■ Problem
The records below are to be repeated in full, exactly as they are.

■ Given records
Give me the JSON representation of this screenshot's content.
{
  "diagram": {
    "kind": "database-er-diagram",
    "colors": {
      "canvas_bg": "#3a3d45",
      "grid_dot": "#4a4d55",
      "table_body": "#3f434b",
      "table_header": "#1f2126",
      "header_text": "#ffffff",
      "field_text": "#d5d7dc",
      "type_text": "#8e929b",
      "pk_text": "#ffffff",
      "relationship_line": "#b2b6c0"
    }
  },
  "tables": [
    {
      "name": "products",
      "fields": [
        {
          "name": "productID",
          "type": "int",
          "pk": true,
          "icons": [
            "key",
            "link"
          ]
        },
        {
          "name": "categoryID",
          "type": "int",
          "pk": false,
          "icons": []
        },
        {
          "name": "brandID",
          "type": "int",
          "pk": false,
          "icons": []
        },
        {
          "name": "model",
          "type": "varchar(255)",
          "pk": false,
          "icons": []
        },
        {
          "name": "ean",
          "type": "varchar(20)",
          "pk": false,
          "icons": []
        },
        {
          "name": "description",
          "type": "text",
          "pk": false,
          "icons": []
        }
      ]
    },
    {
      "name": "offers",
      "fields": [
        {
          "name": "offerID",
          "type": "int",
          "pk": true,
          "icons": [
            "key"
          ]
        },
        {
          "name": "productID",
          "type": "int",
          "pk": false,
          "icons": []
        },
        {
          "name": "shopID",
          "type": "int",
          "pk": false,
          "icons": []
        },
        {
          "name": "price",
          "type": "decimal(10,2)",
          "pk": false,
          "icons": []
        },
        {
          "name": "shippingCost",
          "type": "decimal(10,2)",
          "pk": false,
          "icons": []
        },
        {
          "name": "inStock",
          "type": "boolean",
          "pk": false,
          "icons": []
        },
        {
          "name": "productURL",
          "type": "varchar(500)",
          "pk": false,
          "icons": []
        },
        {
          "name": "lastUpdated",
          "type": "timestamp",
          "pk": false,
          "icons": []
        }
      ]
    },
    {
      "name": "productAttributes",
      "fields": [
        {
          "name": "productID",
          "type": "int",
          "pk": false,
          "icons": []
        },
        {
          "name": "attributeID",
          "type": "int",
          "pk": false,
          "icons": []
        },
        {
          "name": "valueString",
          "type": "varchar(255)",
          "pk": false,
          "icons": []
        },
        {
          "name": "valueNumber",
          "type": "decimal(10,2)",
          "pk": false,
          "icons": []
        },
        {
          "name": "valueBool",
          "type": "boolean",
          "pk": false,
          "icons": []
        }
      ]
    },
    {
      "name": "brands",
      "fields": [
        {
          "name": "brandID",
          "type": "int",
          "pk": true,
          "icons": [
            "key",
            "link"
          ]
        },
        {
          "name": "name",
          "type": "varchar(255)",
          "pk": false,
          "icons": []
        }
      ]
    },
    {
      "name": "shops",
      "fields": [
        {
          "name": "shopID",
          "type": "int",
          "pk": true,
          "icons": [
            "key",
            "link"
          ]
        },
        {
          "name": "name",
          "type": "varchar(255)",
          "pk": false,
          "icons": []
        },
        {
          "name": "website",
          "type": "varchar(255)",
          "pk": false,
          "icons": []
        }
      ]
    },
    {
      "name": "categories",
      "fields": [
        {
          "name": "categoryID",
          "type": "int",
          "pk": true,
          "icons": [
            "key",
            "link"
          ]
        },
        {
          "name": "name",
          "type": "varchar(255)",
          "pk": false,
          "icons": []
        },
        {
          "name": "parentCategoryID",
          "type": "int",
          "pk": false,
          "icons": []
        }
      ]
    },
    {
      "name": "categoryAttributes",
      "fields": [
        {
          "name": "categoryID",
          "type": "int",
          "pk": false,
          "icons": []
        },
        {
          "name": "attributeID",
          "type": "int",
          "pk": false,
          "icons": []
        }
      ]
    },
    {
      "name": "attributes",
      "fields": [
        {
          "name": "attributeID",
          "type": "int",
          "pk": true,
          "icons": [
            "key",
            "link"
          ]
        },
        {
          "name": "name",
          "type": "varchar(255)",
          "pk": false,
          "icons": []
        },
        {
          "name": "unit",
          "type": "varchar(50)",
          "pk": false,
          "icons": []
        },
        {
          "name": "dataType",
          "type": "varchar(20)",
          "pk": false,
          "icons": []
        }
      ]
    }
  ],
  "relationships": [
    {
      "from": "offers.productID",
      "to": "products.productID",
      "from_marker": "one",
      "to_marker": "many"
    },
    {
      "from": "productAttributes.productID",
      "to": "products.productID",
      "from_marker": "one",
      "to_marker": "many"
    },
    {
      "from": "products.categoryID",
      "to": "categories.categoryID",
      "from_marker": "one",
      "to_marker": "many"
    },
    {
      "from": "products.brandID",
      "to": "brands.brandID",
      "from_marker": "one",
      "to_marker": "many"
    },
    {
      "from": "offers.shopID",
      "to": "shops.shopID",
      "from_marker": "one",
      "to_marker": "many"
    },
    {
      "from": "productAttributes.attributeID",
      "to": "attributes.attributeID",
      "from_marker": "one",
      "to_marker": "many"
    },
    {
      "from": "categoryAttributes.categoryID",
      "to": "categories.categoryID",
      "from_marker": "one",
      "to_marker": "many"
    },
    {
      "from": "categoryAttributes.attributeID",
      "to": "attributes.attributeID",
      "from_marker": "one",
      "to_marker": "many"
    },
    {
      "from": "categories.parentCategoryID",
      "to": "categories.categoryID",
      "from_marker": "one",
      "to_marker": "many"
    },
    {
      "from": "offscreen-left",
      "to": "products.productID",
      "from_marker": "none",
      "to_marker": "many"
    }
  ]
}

■ Exercise response
Give me the JSON representation of this screenshot's content.
{
  "diagram": {
    "kind": "database-er-diagram",
    "colors": {
      "canvas_bg": "#3a3d45",
      "grid_dot": "#4a4d55",
      "table_body": "#3f434b",
      "table_header": "#1f2126",
      "header_text": "#ffffff",
      "field_text": "#d5d7dc",
      "type_text": "#8e929b",
      "pk_text": "#ffffff",
      "relationship_line": "#b2b6c0"
    }
  },
  "tables": [
    {
      "name": "products",
      "fields": [
        {
          "name": "productID",
          "type": "int",
          "pk": true,
          "icons": [
            "key",
            "link"
          ]
        },
        {
          "name": "categoryID",
          "type": "int",
          "pk": false,
          "icons": []
        },
        {
          "name": "brandID",
          "type": "int",
          "pk": false,
          "icons": []
        },
        {
          "name": "model",
          "type": "varchar(255)",
          "pk": false,
          "icons": []
        },
        {
          "name": "ean",
          "type": "varchar(20)",
          "pk": false,
          "icons": []
        },
        {
          "name": "description",
          "type": "text",
          "pk": false,
          "icons": []
        }
      ]
    },
    {
      "name": "offers",
      "fields": [
        {
          "name": "offerID",
          "type": "int",
          "pk": true,
          "icons": [
            "key"
          ]
        },
        {
          "name": "productID",
          "type": "int",
          "pk": false,
          "icons": []
        },
        {
          "name": "shopID",
          "type": "int",
          "pk": false,
          "icons": []
        },
        {
          "name": "price",
          "type": "decimal(10,2)",
          "pk": false,
          "icons": []
        },
        {
          "name": "shippingCost",
          "type": "decimal(10,2)",
          "pk": false,
          "icons": []
        },
        {
          "name": "inStock",
          "type": "boolean",
          "pk": false,
          "icons": []
        },
        {
          "name": "productURL",
          "type": "varchar(500)",
          "pk": false,
          "icons": []
        },
        {
          "name": "lastUpdated",
          "type": "timestamp",
          "pk": false,
          "icons": []
        }
      ]
    },
    {
      "name": "productAttributes",
      "fields": [
        {
          "name": "productID",
          "type": "int",
          "pk": false,
          "icons": []
        },
        {
          "name": "attributeID",
          "type": "int",
          "pk": false,
          "icons": []
        },
        {
          "name": "valueString",
          "type": "varchar(255)",
          "pk": false,
          "icons": []
        },
        {
          "name": "valueNumber",
          "type": "decimal(10,2)",
          "pk": false,
          "icons": []
        },
        {
          "name": "valueBool",
          "type": "boolean",
          "pk": false,
          "icons": []
        }
      ]
    },
    {
      "name": "brands",
      "fields": [
        {
          "name": "brandID",
          "type": "int",
          "pk": true,
          "icons": [
            "key",
            "link"
          ]
        },
        {
          "name": "name",
          "type": "varchar(255)",
          "pk": false,
          "icons": []
        }
      ]
    },
    {
      "name": "shops",
      "fields": [
        {
          "name": "shopID",
          "type": "int",
          "pk": true,
          "icons": [
            "key",
            "link"
          ]
        },
        {
          "name": "name",
          "type": "varchar(255)",
          "pk": false,
          "icons": []
        },
        {
          "name": "website",
          "type": "varchar(255)",
          "pk": false,
          "icons": []
        }
      ]
    },
    {
      "name": "categories",
      "fields": [
        {
          "name": "categoryID",
          "type": "int",
          "pk": true,
          "icons": [
            "key",
            "link"
          ]
        },
        {
          "name": "name",
          "type": "varchar(255)",
          "pk": false,
          "icons": []
        },
        {
          "name": "parentCategoryID",
          "type": "int",
          "pk": false,
          "icons": []
        }
      ]
    },
    {
      "name": "categoryAttributes",
      "fields": [
        {
          "name": "categoryID",
          "type": "int",
          "pk": false,
          "icons": []
        },
        {
          "name": "attributeID",
          "type": "int",
          "pk": false,
          "icons": []
        }
      ]
    },
    {
      "name": "attributes",
      "fields": [
        {
          "name": "attributeID",
          "type": "int",
          "pk": true,
          "icons": [
            "key",
            "link"
          ]
        },
        {
          "name": "name",
          "type": "varchar(255)",
          "pk": false,
          "icons": []
        },
        {
          "name": "unit",
          "type": "varchar(50)",
          "pk": false,
          "icons": []
        },
        {
          "name": "dataType",
          "type": "varchar(20)",
          "pk": false,
          "icons": []
        }
      ]
    }
  ],
  "relationships": [
    {
      "from": "offers.productID",
      "to": "products.productID",
      "from_marker": "one",
      "to_marker": "many"
    },
    {
      "from": "productAttributes.productID",
      "to": "products.productID",
      "from_marker": "one",
      "to_marker": "many"
    },
    {
      "from": "products.categoryID",
      "to": "categories.categoryID",
      "from_marker": "one",
      "to_marker": "many"
    },
    {
      "from": "products.brandID",
      "to": "brands.brandID",
      "from_marker": "one",
      "to_marker": "many"
    },
    {
      "from": "offers.shopID",
      "to": "shops.shopID",
      "from_marker": "one",
      "to_marker": "many"
    },
    {
      "from": "productAttributes.attributeID",
      "to": "attributes.attributeID",
      "from_marker": "one",
      "to_marker": "many"
    },
    {
      "from": "categoryAttributes.categoryID",
      "to": "categories.categoryID",
      "from_marker": "one",
      "to_marker": "many"
    },
    {
      "from": "categoryAttributes.attributeID",
      "to": "attributes.attributeID",
      "from_marker": "one",
      "to_marker": "many"
    },
    {
      "from": "categories.parentCategoryID",
      "to": "categories.categoryID",
      "from_marker": "one",
      "to_marker": "many"
    },
    {
      "from": "offscreen-left",
      "to": "products.productID",
      "from_marker": "none",
      "to_marker": "many"
    }
  ]
}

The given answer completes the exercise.